STATED EXERCISE: Which lines hold the word "Price"? Copy each one.

▼

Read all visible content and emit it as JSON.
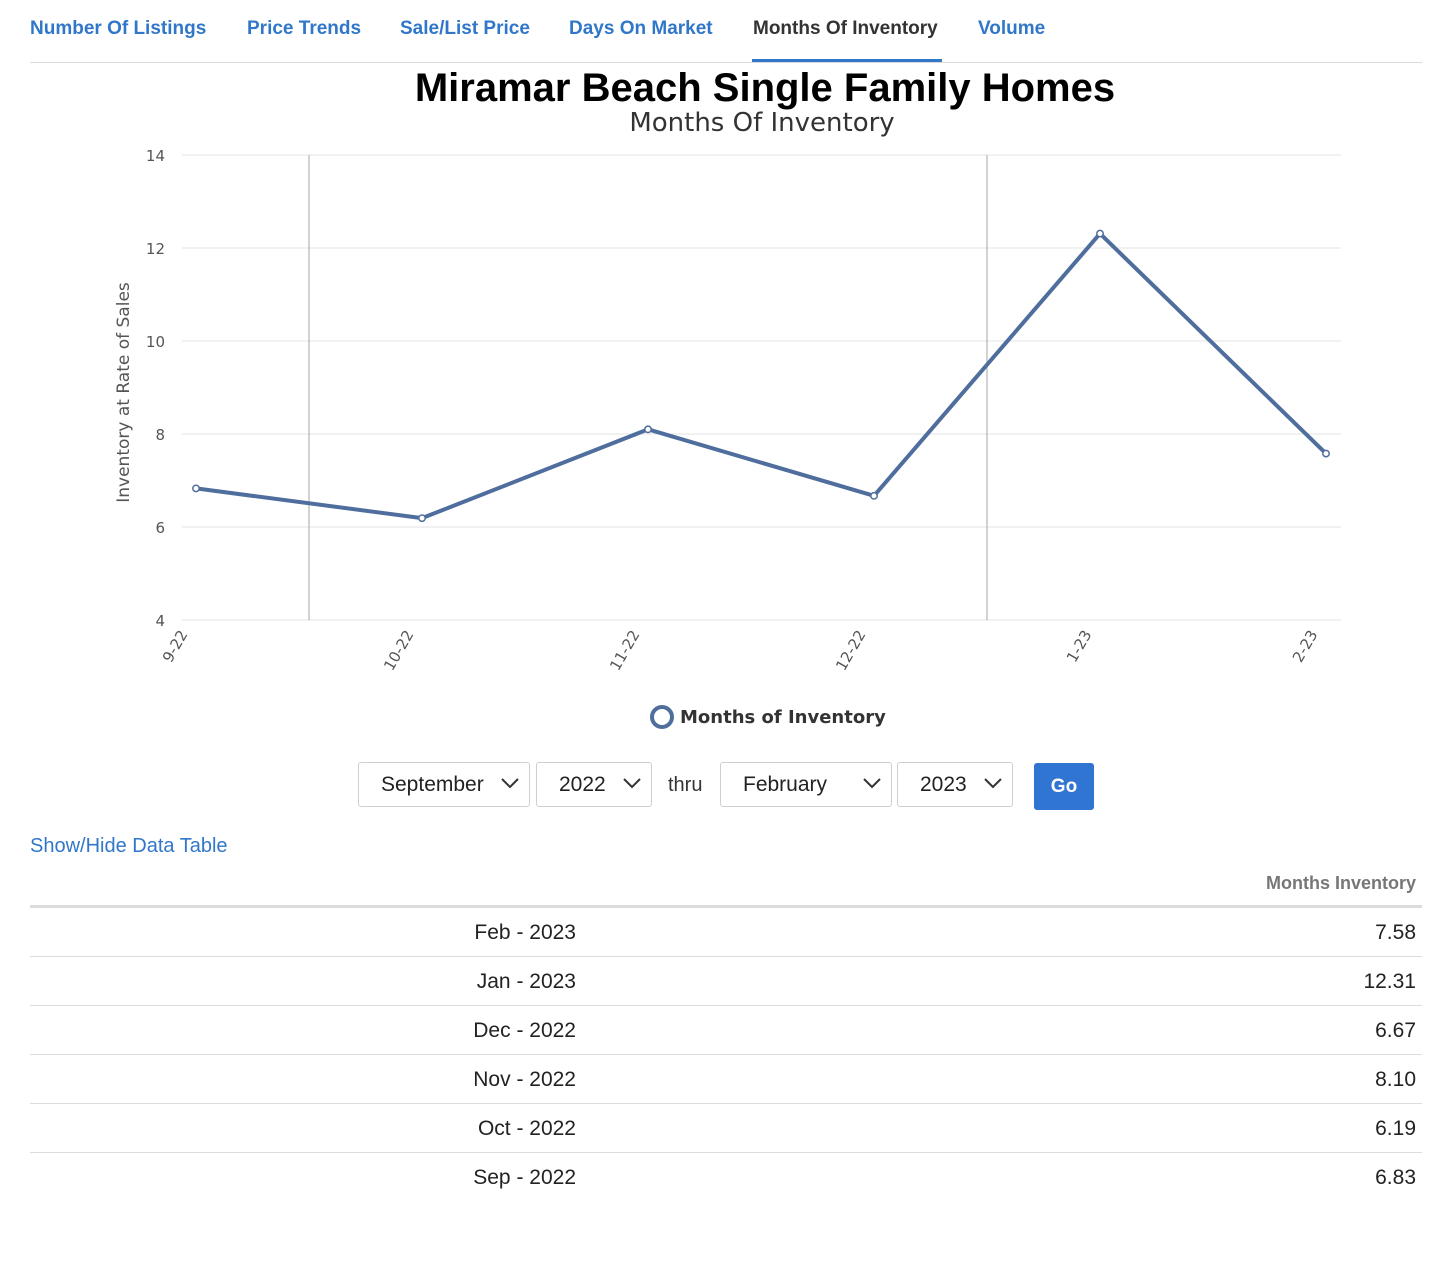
{
  "tabs": [
    {
      "label": "Number Of Listings",
      "active": false
    },
    {
      "label": "Price Trends",
      "active": false
    },
    {
      "label": "Sale/List Price",
      "active": false
    },
    {
      "label": "Days On Market",
      "active": false
    },
    {
      "label": "Months Of Inventory",
      "active": true
    },
    {
      "label": "Volume",
      "active": false
    }
  ],
  "colors": {
    "accent": "#3177c9",
    "series": "#4f6e9d",
    "button": "#2f75d1"
  },
  "chart_data": {
    "type": "line",
    "title": "Miramar Beach Single Family Homes",
    "subtitle": "Months Of Inventory",
    "ylabel": "Inventory at Rate of Sales",
    "xlabel": "",
    "ylim": [
      4,
      14
    ],
    "yticks": [
      "4",
      "6",
      "8",
      "10",
      "12",
      "14"
    ],
    "categories": [
      "9-22",
      "10-22",
      "11-22",
      "12-22",
      "1-23",
      "2-23"
    ],
    "series": [
      {
        "name": "Months of Inventory",
        "values": [
          6.83,
          6.19,
          8.1,
          6.67,
          12.31,
          7.58
        ]
      }
    ],
    "year_dividers_after": [
      "9-22",
      "12-22"
    ],
    "grid": true,
    "legend": "bottom-center"
  },
  "filters": {
    "start_month": "September",
    "start_year": "2022",
    "thru": "thru",
    "end_month": "February",
    "end_year": "2023",
    "go_label": "Go"
  },
  "data_table": {
    "toggle_label": "Show/Hide Data Table",
    "column_header": "Months Inventory",
    "rows": [
      {
        "period": "Feb - 2023",
        "value": "7.58"
      },
      {
        "period": "Jan - 2023",
        "value": "12.31"
      },
      {
        "period": "Dec - 2022",
        "value": "6.67"
      },
      {
        "period": "Nov - 2022",
        "value": "8.10"
      },
      {
        "period": "Oct - 2022",
        "value": "6.19"
      },
      {
        "period": "Sep - 2022",
        "value": "6.83"
      }
    ]
  }
}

▲

ANSWER TO THIS PROBLEM:
      "label": "Price Trends",
      "label": "Sale/List Price",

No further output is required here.